• _PROBLEM TO WORK ON_
Below are records to be output exactly, every one of them.

• _LISTING_
┌──
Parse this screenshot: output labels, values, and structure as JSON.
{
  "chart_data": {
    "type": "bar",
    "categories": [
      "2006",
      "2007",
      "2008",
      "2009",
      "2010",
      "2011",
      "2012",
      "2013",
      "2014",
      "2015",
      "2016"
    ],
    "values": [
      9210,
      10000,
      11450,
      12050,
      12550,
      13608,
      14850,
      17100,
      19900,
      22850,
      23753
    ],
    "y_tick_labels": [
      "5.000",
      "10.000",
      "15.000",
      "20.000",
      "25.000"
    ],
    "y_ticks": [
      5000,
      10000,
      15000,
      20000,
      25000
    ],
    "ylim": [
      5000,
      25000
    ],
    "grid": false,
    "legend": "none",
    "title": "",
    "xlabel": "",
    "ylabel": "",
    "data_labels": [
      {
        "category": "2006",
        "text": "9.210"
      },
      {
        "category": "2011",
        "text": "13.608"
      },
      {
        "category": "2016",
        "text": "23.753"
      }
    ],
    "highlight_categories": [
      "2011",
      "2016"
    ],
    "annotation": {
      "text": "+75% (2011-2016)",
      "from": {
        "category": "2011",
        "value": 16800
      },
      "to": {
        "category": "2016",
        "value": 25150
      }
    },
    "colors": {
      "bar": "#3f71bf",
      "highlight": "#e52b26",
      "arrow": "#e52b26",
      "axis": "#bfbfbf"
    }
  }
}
└──
• _SOLUTION TO THIS TASK_
Parse this screenshot: output labels, values, and structure as JSON.
{
  "chart_data": {
    "type": "bar",
    "categories": [
      "2006",
      "2007",
      "2008",
      "2009",
      "2010",
      "2011",
      "2012",
      "2013",
      "2014",
      "2015",
      "2016"
    ],
    "values": [
      9210,
      10000,
      11450,
      12050,
      12550,
      13608,
      14850,
      17100,
      19900,
      22850,
      23753
    ],
    "y_tick_labels": [
      "5.000",
      "10.000",
      "15.000",
      "20.000",
      "25.000"
    ],
    "y_ticks": [
      5000,
      10000,
      15000,
      20000,
      25000
    ],
    "ylim": [
      5000,
      25000
    ],
    "grid": false,
    "legend": "none",
    "title": "",
    "xlabel": "",
    "ylabel": "",
    "data_labels": [
      {
        "category": "2006",
        "text": "9.210"
      },
      {
        "category": "2011",
        "text": "13.608"
      },
      {
        "category": "2016",
        "text": "23.753"
      }
    ],
    "highlight_categories": [
      "2011",
      "2016"
    ],
    "annotation": {
      "text": "+75% (2011-2016)",
      "from": {
        "category": "2011",
        "value": 16800
      },
      "to": {
        "category": "2016",
        "value": 25150
      }
    },
    "colors": {
      "bar": "#3f71bf",
      "highlight": "#e52b26",
      "arrow": "#e52b26",
      "axis": "#bfbfbf"
    }
  }
}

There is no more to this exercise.